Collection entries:
╔══

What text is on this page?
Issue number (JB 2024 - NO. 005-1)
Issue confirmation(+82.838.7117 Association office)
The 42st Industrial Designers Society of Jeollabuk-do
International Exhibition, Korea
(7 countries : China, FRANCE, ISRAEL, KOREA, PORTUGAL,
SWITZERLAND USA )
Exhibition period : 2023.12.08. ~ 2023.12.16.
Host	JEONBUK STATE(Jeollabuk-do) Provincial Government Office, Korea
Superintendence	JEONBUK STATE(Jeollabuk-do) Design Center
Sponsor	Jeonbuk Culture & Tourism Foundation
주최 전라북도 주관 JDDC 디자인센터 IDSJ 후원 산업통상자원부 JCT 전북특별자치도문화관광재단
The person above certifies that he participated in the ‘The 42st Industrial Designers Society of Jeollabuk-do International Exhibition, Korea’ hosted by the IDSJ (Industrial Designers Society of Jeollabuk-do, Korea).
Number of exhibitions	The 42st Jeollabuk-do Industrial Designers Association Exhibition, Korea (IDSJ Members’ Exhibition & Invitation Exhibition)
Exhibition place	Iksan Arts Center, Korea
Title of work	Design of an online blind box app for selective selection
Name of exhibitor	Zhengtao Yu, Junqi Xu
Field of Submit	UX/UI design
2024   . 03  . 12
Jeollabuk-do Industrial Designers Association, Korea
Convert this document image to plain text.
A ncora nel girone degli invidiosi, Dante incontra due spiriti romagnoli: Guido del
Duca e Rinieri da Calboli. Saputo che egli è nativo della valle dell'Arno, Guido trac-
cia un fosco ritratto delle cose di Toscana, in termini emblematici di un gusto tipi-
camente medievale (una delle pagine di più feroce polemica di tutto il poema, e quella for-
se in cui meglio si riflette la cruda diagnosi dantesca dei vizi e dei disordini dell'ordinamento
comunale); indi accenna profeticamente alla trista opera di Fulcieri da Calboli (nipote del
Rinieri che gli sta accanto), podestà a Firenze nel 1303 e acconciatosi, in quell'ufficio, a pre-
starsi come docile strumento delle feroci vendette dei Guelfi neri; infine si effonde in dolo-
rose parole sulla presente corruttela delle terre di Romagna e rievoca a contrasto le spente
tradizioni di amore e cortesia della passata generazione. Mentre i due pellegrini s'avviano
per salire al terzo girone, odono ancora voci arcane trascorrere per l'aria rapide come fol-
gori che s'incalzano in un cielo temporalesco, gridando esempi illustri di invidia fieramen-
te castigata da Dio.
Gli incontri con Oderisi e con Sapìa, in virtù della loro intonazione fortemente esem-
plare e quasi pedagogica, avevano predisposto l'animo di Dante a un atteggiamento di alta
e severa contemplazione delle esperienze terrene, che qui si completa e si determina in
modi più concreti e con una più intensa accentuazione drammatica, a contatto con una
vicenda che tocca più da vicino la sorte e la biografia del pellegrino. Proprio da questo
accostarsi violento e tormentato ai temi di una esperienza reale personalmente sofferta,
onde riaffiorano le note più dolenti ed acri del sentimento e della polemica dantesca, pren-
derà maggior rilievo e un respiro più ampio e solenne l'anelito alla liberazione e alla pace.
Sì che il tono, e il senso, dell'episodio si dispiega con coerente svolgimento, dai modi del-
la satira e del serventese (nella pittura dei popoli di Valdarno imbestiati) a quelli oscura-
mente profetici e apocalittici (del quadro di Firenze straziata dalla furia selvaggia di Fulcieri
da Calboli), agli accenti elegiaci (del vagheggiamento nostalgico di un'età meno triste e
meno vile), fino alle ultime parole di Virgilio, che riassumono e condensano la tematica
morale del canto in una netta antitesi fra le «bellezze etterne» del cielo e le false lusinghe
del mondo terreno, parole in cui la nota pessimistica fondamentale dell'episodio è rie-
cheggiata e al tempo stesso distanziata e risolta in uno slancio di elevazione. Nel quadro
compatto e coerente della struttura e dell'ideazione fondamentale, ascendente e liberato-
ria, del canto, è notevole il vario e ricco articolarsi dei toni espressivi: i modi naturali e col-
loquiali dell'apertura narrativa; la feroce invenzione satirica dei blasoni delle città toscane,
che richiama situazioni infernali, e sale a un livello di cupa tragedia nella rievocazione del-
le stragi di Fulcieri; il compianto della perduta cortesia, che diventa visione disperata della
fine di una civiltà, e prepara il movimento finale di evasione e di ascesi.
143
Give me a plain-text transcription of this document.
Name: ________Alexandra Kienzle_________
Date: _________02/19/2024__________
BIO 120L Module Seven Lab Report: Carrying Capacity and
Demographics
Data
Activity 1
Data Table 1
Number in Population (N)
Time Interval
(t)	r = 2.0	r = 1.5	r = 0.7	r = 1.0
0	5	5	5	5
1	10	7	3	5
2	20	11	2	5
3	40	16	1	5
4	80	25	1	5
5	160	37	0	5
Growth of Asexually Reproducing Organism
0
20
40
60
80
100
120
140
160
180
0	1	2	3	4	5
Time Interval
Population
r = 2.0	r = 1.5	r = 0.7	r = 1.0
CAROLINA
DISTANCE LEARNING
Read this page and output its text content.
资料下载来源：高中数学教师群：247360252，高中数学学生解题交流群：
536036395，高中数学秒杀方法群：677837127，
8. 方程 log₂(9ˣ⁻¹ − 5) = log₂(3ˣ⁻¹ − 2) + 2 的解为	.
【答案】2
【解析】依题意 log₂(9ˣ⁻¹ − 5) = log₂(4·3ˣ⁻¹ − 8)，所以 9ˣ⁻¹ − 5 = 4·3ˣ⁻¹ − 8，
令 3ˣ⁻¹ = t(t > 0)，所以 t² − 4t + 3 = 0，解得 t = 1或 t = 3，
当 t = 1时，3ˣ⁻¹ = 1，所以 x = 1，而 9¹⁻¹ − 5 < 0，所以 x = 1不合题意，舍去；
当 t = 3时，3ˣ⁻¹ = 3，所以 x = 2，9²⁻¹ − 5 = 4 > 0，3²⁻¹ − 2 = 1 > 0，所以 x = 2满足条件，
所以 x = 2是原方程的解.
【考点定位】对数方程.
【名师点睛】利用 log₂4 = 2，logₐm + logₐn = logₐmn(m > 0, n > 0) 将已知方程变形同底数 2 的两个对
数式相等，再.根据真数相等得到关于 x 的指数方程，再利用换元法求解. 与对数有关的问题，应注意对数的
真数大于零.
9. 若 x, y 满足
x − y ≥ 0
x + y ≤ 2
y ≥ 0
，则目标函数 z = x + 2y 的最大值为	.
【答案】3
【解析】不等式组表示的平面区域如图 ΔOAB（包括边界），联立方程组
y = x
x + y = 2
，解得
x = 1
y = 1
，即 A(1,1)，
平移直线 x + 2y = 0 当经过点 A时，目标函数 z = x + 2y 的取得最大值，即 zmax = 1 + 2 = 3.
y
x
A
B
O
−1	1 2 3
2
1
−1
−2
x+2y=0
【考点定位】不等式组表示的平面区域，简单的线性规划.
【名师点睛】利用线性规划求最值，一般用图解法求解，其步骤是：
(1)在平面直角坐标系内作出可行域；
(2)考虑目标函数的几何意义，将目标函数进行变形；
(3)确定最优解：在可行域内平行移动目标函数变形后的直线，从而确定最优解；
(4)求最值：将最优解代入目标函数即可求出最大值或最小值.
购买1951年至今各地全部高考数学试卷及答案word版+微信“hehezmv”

╚══

## TO DO
Take every line from the records above that has the word "episodio" and copy it.

## CORRECT RESPONSE
Sì che il tono, e il senso, dell'episodio si dispiega con coerente svolgimento, dai modi del-
del mondo terreno, parole in cui la nota pessimistica fondamentale dell'episodio è rie-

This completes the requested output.